Collected data:
------------------------

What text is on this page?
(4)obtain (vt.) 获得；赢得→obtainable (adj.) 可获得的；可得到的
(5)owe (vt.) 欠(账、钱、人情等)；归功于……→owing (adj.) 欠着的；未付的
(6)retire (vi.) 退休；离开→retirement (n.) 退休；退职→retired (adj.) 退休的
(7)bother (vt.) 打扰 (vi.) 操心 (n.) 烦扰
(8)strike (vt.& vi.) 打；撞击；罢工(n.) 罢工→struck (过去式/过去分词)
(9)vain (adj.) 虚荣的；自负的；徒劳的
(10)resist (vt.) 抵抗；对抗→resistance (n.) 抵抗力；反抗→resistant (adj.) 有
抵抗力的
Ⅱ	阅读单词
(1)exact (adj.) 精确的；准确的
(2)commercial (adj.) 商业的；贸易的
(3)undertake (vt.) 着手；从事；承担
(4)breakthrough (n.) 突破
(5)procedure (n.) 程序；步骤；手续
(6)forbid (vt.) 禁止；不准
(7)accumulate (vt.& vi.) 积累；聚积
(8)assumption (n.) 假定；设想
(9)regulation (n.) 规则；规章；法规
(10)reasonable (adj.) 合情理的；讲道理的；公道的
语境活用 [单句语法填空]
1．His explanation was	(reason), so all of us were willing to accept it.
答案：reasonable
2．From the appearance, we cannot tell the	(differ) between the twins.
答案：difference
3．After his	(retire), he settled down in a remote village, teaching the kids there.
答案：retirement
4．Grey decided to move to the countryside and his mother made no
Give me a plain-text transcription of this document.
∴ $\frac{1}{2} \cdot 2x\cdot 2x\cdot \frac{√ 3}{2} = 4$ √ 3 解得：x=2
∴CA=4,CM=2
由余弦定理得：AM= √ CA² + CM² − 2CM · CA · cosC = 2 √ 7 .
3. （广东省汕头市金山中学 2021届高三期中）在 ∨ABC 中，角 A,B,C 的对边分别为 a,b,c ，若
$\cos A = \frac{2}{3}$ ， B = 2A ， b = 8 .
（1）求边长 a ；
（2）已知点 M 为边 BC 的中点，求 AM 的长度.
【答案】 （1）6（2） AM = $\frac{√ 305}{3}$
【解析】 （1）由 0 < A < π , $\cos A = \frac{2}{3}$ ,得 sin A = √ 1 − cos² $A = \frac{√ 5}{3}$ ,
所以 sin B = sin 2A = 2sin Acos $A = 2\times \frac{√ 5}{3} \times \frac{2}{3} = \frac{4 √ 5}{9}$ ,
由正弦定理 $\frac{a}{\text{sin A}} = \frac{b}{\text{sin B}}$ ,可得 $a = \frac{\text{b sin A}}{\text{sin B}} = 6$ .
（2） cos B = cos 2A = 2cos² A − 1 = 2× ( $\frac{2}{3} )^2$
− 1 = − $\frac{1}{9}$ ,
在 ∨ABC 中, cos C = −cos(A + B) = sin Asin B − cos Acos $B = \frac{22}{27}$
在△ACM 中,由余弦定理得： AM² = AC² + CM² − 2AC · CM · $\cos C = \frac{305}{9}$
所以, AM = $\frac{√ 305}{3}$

------------------------

**EXERCISE DIRECTIONS**
Extract all lines containing the word "retirement".

**TASK RESULT**
(6)retire (vi.) 退休；离开→retirement (n.) 退休；退职→retired (adj.) 退休的
答案：retirement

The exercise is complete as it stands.